Data provided:
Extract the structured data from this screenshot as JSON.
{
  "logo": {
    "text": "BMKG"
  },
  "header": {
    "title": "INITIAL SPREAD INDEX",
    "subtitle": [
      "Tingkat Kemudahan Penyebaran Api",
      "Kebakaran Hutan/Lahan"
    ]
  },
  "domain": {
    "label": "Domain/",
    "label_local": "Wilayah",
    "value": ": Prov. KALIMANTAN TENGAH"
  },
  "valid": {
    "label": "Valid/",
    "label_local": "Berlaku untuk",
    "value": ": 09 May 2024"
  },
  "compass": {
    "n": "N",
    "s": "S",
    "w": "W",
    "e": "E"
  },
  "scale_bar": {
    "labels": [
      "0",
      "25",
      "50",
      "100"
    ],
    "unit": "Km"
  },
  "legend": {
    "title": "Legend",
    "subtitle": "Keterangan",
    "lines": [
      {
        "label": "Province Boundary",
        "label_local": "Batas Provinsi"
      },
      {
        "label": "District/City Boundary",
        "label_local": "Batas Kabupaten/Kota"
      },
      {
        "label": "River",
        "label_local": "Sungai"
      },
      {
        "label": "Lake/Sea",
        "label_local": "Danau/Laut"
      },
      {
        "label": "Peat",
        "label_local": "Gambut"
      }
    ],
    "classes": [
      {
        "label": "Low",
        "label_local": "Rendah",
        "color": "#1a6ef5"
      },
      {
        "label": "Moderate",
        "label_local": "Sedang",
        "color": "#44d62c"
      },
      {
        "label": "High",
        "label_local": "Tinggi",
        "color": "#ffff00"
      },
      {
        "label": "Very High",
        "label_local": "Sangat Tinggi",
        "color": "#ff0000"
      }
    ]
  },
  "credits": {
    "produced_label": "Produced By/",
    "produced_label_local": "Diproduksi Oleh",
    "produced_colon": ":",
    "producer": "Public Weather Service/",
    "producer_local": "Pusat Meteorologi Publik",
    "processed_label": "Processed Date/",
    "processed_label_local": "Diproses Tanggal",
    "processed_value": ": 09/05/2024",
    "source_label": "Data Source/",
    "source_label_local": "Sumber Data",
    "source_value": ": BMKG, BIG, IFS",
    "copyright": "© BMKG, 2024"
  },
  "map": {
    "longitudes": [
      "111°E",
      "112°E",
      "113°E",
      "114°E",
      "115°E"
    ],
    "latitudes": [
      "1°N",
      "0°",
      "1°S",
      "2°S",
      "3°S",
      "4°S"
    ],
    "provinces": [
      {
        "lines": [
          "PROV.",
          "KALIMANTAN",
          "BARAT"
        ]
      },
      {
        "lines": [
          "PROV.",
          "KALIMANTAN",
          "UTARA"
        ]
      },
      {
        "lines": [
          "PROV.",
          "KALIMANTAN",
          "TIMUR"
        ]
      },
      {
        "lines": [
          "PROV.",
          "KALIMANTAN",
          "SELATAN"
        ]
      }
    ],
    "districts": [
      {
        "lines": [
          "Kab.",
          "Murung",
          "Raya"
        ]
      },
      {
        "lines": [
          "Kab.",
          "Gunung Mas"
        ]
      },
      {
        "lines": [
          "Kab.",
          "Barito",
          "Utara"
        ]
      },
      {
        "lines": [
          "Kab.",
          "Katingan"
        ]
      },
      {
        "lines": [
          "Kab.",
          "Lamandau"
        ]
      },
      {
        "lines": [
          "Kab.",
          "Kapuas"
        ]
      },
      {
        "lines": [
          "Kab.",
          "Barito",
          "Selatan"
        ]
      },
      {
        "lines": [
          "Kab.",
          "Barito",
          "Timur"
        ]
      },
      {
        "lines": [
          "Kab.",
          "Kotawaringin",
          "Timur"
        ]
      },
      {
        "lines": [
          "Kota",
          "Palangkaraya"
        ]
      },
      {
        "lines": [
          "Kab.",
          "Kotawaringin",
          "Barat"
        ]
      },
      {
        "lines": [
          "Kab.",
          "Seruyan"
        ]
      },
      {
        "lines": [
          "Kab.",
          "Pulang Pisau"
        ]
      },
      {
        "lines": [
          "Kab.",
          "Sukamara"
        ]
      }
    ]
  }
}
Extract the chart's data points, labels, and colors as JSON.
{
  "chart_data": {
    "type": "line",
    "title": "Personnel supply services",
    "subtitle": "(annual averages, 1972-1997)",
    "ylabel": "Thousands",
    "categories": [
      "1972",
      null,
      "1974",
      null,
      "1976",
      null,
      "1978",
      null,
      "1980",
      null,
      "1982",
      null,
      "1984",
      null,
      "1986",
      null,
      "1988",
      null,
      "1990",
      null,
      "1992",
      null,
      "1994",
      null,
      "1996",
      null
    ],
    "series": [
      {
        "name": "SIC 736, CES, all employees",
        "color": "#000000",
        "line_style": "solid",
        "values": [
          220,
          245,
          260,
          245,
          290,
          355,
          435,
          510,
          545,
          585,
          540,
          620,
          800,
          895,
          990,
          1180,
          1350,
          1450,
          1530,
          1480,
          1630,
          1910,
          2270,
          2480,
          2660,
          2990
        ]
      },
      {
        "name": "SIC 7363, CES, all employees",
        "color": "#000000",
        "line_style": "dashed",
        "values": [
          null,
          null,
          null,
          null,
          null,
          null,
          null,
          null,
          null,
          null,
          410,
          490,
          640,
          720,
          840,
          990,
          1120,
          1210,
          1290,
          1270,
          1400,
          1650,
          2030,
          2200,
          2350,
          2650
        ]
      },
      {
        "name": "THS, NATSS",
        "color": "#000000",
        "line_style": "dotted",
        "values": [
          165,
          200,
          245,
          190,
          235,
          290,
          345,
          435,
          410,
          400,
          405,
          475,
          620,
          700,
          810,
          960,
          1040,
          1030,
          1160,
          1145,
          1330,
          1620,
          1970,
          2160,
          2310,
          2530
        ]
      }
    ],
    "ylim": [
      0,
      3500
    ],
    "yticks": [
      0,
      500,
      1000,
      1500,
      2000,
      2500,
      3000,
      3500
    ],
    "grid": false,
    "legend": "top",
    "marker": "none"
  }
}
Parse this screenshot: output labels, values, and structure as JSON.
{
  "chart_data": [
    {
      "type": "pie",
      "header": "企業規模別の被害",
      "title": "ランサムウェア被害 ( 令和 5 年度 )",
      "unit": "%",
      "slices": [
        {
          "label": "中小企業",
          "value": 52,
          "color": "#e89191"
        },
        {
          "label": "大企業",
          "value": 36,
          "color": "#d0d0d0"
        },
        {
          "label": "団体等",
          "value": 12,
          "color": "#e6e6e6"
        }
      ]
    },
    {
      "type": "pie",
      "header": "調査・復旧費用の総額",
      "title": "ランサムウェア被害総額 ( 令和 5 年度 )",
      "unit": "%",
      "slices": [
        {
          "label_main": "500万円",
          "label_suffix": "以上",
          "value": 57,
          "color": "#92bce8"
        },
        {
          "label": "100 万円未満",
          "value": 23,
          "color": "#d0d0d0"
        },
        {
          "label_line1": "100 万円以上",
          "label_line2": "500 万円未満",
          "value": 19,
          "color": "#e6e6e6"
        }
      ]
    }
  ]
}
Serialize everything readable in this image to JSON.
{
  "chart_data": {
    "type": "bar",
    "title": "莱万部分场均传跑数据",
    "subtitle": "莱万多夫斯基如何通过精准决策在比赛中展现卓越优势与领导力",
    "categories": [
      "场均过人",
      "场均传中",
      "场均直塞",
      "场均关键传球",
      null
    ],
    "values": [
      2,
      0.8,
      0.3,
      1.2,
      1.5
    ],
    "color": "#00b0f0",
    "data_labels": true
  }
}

What you should do: Your task is to reproduce, exactly and exclusively, the lines from the one holding "Serialize everything readable" through the final line of the listing.

Worked answer:
Serialize everything readable in this image to JSON.
{
  "chart_data": {
    "type": "bar",
    "title": "莱万部分场均传跑数据",
    "subtitle": "莱万多夫斯基如何通过精准决策在比赛中展现卓越优势与领导力",
    "categories": [
      "场均过人",
      "场均传中",
      "场均直塞",
      "场均关键传球",
      null
    ],
    "values": [
      2,
      0.8,
      0.3,
      1.2,
      1.5
    ],
    "color": "#00b0f0",
    "data_labels": true
  }
}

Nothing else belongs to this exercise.